### RECORDS SUPPLIED
━━━━

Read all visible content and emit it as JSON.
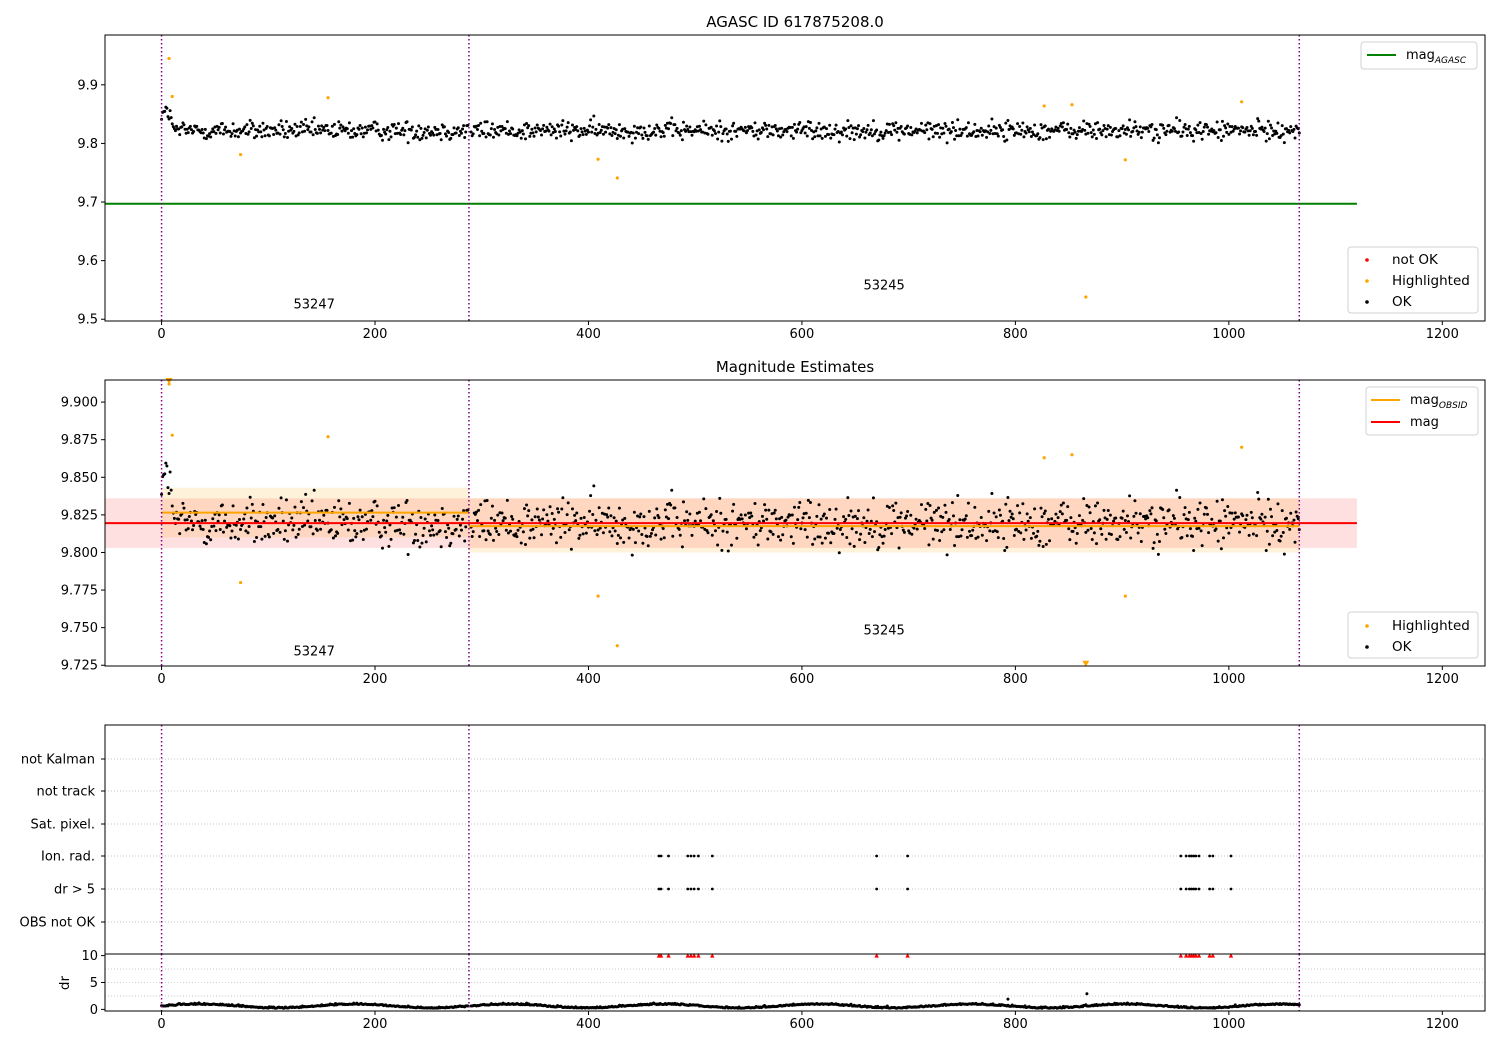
{
  "chart_data": [
    {
      "type": "scatter",
      "title": "AGASC ID 617875208.0",
      "xlim": [
        -53,
        1240
      ],
      "ylim": [
        9.497,
        9.985
      ],
      "xticks": [
        0,
        200,
        400,
        600,
        800,
        1000,
        1200
      ],
      "yticks": [
        9.5,
        9.6,
        9.7,
        9.8,
        9.9
      ],
      "ytick_decimals": 1,
      "obs_boundaries": [
        0,
        288,
        1066
      ],
      "obs_labels": [
        {
          "text": "53247",
          "x": 143,
          "y": 9.518
        },
        {
          "text": "53245",
          "x": 677,
          "y": 9.551
        }
      ],
      "lines": [
        {
          "name": "mag_AGASC",
          "color": "#008000",
          "x": [
            -53,
            1120
          ],
          "y": [
            9.697,
            9.697
          ]
        }
      ],
      "series": [
        {
          "name": "OK",
          "color": "#000000",
          "mean": 9.822,
          "noise": 0.016
        },
        {
          "name": "Highlighted",
          "color": "#ffa500",
          "points": [
            [
              7,
              9.945
            ],
            [
              10,
              9.88
            ],
            [
              74,
              9.781
            ],
            [
              156,
              9.878
            ],
            [
              409,
              9.773
            ],
            [
              427,
              9.741
            ],
            [
              827,
              9.864
            ],
            [
              853,
              9.866
            ],
            [
              866,
              9.538
            ],
            [
              903,
              9.772
            ],
            [
              1012,
              9.871
            ]
          ]
        }
      ],
      "legend": {
        "placement": "top-right",
        "entries": [
          {
            "label": "mag",
            "sub": "AGASC",
            "color": "#008000",
            "kind": "line"
          }
        ]
      },
      "legend2": {
        "placement": "bottom-right",
        "entries": [
          {
            "label": "not OK",
            "color": "#ff0000",
            "kind": "dot"
          },
          {
            "label": "Highlighted",
            "color": "#ffa500",
            "kind": "dot"
          },
          {
            "label": "OK",
            "color": "#000000",
            "kind": "dot"
          }
        ]
      }
    },
    {
      "type": "scatter",
      "title": "Magnitude Estimates",
      "xlim": [
        -53,
        1240
      ],
      "ylim": [
        9.7245,
        9.9147
      ],
      "xticks": [
        0,
        200,
        400,
        600,
        800,
        1000,
        1200
      ],
      "yticks": [
        9.725,
        9.75,
        9.775,
        9.8,
        9.825,
        9.85,
        9.875,
        9.9
      ],
      "ytick_decimals": 3,
      "obs_boundaries": [
        0,
        288,
        1066
      ],
      "obs_labels": [
        {
          "text": "53247",
          "x": 143,
          "y": 9.7315
        },
        {
          "text": "53245",
          "x": 677,
          "y": 9.7455
        }
      ],
      "bands": [
        {
          "color": "#ff0000",
          "opacity": 0.12,
          "x": [
            -53,
            1120
          ],
          "y": [
            9.803,
            9.836
          ]
        },
        {
          "color": "#ffa500",
          "opacity": 0.14,
          "x": [
            0,
            288
          ],
          "y": [
            9.81,
            9.843
          ]
        },
        {
          "color": "#ffa500",
          "opacity": 0.14,
          "x": [
            288,
            1066
          ],
          "y": [
            9.8,
            9.836
          ]
        }
      ],
      "lines": [
        {
          "name": "mag",
          "color": "#ff0000",
          "x": [
            -53,
            1120
          ],
          "y": [
            9.8195,
            9.8195
          ]
        },
        {
          "name": "mag_OBSID",
          "color": "#ffa500",
          "x": [
            0,
            288
          ],
          "y": [
            9.8265,
            9.8265
          ]
        },
        {
          "name": "mag_OBSID",
          "color": "#ffa500",
          "x": [
            288,
            1066
          ],
          "y": [
            9.8175,
            9.8175
          ]
        }
      ],
      "series": [
        {
          "name": "OK",
          "color": "#000000",
          "mean": 9.8195,
          "noise": 0.016
        },
        {
          "name": "Highlighted",
          "color": "#ffa500",
          "points": [
            [
              7,
              9.912
            ],
            [
              10,
              9.878
            ],
            [
              74,
              9.78
            ],
            [
              156,
              9.877
            ],
            [
              409,
              9.771
            ],
            [
              427,
              9.738
            ],
            [
              827,
              9.863
            ],
            [
              853,
              9.865
            ],
            [
              903,
              9.771
            ],
            [
              1012,
              9.87
            ]
          ],
          "markers": [
            [
              7,
              9.914
            ],
            [
              866,
              9.726
            ]
          ]
        }
      ],
      "legend": {
        "placement": "top-right",
        "entries": [
          {
            "label": "mag",
            "sub": "OBSID",
            "color": "#ffa500",
            "kind": "line"
          },
          {
            "label": "mag",
            "sub": "",
            "color": "#ff0000",
            "kind": "line"
          }
        ]
      },
      "legend2": {
        "placement": "bottom-right",
        "entries": [
          {
            "label": "Highlighted",
            "color": "#ffa500",
            "kind": "dot"
          },
          {
            "label": "OK",
            "color": "#000000",
            "kind": "dot"
          }
        ]
      }
    },
    {
      "type": "scatter",
      "xlim": [
        -53,
        1240
      ],
      "xticks": [
        0,
        200,
        400,
        600,
        800,
        1000,
        1200
      ],
      "obs_boundaries": [
        0,
        288,
        1066
      ],
      "flag_categories": [
        "not Kalman",
        "not track",
        "Sat. pixel.",
        "Ion. rad.",
        "dr > 5",
        "OBS not OK"
      ],
      "flag_points": {
        "Ion. rad.": [
          466,
          468,
          475,
          493,
          496,
          499,
          503,
          516,
          670,
          699,
          955,
          960,
          963,
          965,
          967,
          969,
          972,
          982,
          985,
          1002
        ],
        "dr > 5": [
          466,
          468,
          475,
          493,
          496,
          499,
          503,
          516,
          670,
          699,
          955,
          960,
          963,
          965,
          967,
          969,
          972,
          982,
          985,
          1002
        ]
      }
    },
    {
      "type": "scatter",
      "ylabel": "dr",
      "xlim": [
        -53,
        1240
      ],
      "ylim": [
        -0.3,
        10.3
      ],
      "xticks": [
        0,
        200,
        400,
        600,
        800,
        1000,
        1200
      ],
      "yticks": [
        0,
        5,
        10
      ],
      "obs_boundaries": [
        0,
        288,
        1066
      ],
      "clipped_x": [
        466,
        468,
        475,
        493,
        496,
        499,
        503,
        516,
        670,
        699,
        955,
        960,
        963,
        965,
        967,
        969,
        972,
        982,
        985,
        1002
      ],
      "outliers": [
        [
          867,
          2.9
        ],
        [
          793,
          1.9
        ]
      ]
    }
  ]
}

━━━━

### DIRECTIONS FOR THIS TASK
Output all the records, word for word, with no pictures in the copy.

### RESULT FOR THIS EXERCISE
Read all visible content and emit it as JSON.
{
  "chart_data": [
    {
      "type": "scatter",
      "title": "AGASC ID 617875208.0",
      "xlim": [
        -53,
        1240
      ],
      "ylim": [
        9.497,
        9.985
      ],
      "xticks": [
        0,
        200,
        400,
        600,
        800,
        1000,
        1200
      ],
      "yticks": [
        9.5,
        9.6,
        9.7,
        9.8,
        9.9
      ],
      "ytick_decimals": 1,
      "obs_boundaries": [
        0,
        288,
        1066
      ],
      "obs_labels": [
        {
          "text": "53247",
          "x": 143,
          "y": 9.518
        },
        {
          "text": "53245",
          "x": 677,
          "y": 9.551
        }
      ],
      "lines": [
        {
          "name": "mag_AGASC",
          "color": "#008000",
          "x": [
            -53,
            1120
          ],
          "y": [
            9.697,
            9.697
          ]
        }
      ],
      "series": [
        {
          "name": "OK",
          "color": "#000000",
          "mean": 9.822,
          "noise": 0.016
        },
        {
          "name": "Highlighted",
          "color": "#ffa500",
          "points": [
            [
              7,
              9.945
            ],
            [
              10,
              9.88
            ],
            [
              74,
              9.781
            ],
            [
              156,
              9.878
            ],
            [
              409,
              9.773
            ],
            [
              427,
              9.741
            ],
            [
              827,
              9.864
            ],
            [
              853,
              9.866
            ],
            [
              866,
              9.538
            ],
            [
              903,
              9.772
            ],
            [
              1012,
              9.871
            ]
          ]
        }
      ],
      "legend": {
        "placement": "top-right",
        "entries": [
          {
            "label": "mag",
            "sub": "AGASC",
            "color": "#008000",
            "kind": "line"
          }
        ]
      },
      "legend2": {
        "placement": "bottom-right",
        "entries": [
          {
            "label": "not OK",
            "color": "#ff0000",
            "kind": "dot"
          },
          {
            "label": "Highlighted",
            "color": "#ffa500",
            "kind": "dot"
          },
          {
            "label": "OK",
            "color": "#000000",
            "kind": "dot"
          }
        ]
      }
    },
    {
      "type": "scatter",
      "title": "Magnitude Estimates",
      "xlim": [
        -53,
        1240
      ],
      "ylim": [
        9.7245,
        9.9147
      ],
      "xticks": [
        0,
        200,
        400,
        600,
        800,
        1000,
        1200
      ],
      "yticks": [
        9.725,
        9.75,
        9.775,
        9.8,
        9.825,
        9.85,
        9.875,
        9.9
      ],
      "ytick_decimals": 3,
      "obs_boundaries": [
        0,
        288,
        1066
      ],
      "obs_labels": [
        {
          "text": "53247",
          "x": 143,
          "y": 9.7315
        },
        {
          "text": "53245",
          "x": 677,
          "y": 9.7455
        }
      ],
      "bands": [
        {
          "color": "#ff0000",
          "opacity": 0.12,
          "x": [
            -53,
            1120
          ],
          "y": [
            9.803,
            9.836
          ]
        },
        {
          "color": "#ffa500",
          "opacity": 0.14,
          "x": [
            0,
            288
          ],
          "y": [
            9.81,
            9.843
          ]
        },
        {
          "color": "#ffa500",
          "opacity": 0.14,
          "x": [
            288,
            1066
          ],
          "y": [
            9.8,
            9.836
          ]
        }
      ],
      "lines": [
        {
          "name": "mag",
          "color": "#ff0000",
          "x": [
            -53,
            1120
          ],
          "y": [
            9.8195,
            9.8195
          ]
        },
        {
          "name": "mag_OBSID",
          "color": "#ffa500",
          "x": [
            0,
            288
          ],
          "y": [
            9.8265,
            9.8265
          ]
        },
        {
          "name": "mag_OBSID",
          "color": "#ffa500",
          "x": [
            288,
            1066
          ],
          "y": [
            9.8175,
            9.8175
          ]
        }
      ],
      "series": [
        {
          "name": "OK",
          "color": "#000000",
          "mean": 9.8195,
          "noise": 0.016
        },
        {
          "name": "Highlighted",
          "color": "#ffa500",
          "points": [
            [
              7,
              9.912
            ],
            [
              10,
              9.878
            ],
            [
              74,
              9.78
            ],
            [
              156,
              9.877
            ],
            [
              409,
              9.771
            ],
            [
              427,
              9.738
            ],
            [
              827,
              9.863
            ],
            [
              853,
              9.865
            ],
            [
              903,
              9.771
            ],
            [
              1012,
              9.87
            ]
          ],
          "markers": [
            [
              7,
              9.914
            ],
            [
              866,
              9.726
            ]
          ]
        }
      ],
      "legend": {
        "placement": "top-right",
        "entries": [
          {
            "label": "mag",
            "sub": "OBSID",
            "color": "#ffa500",
            "kind": "line"
          },
          {
            "label": "mag",
            "sub": "",
            "color": "#ff0000",
            "kind": "line"
          }
        ]
      },
      "legend2": {
        "placement": "bottom-right",
        "entries": [
          {
            "label": "Highlighted",
            "color": "#ffa500",
            "kind": "dot"
          },
          {
            "label": "OK",
            "color": "#000000",
            "kind": "dot"
          }
        ]
      }
    },
    {
      "type": "scatter",
      "xlim": [
        -53,
        1240
      ],
      "xticks": [
        0,
        200,
        400,
        600,
        800,
        1000,
        1200
      ],
      "obs_boundaries": [
        0,
        288,
        1066
      ],
      "flag_categories": [
        "not Kalman",
        "not track",
        "Sat. pixel.",
        "Ion. rad.",
        "dr > 5",
        "OBS not OK"
      ],
      "flag_points": {
        "Ion. rad.": [
          466,
          468,
          475,
          493,
          496,
          499,
          503,
          516,
          670,
          699,
          955,
          960,
          963,
          965,
          967,
          969,
          972,
          982,
          985,
          1002
        ],
        "dr > 5": [
          466,
          468,
          475,
          493,
          496,
          499,
          503,
          516,
          670,
          699,
          955,
          960,
          963,
          965,
          967,
          969,
          972,
          982,
          985,
          1002
        ]
      }
    },
    {
      "type": "scatter",
      "ylabel": "dr",
      "xlim": [
        -53,
        1240
      ],
      "ylim": [
        -0.3,
        10.3
      ],
      "xticks": [
        0,
        200,
        400,
        600,
        800,
        1000,
        1200
      ],
      "yticks": [
        0,
        5,
        10
      ],
      "obs_boundaries": [
        0,
        288,
        1066
      ],
      "clipped_x": [
        466,
        468,
        475,
        493,
        496,
        499,
        503,
        516,
        670,
        699,
        955,
        960,
        963,
        965,
        967,
        969,
        972,
        982,
        985,
        1002
      ],
      "outliers": [
        [
          867,
          2.9
        ],
        [
          793,
          1.9
        ]
      ]
    }
  ]
}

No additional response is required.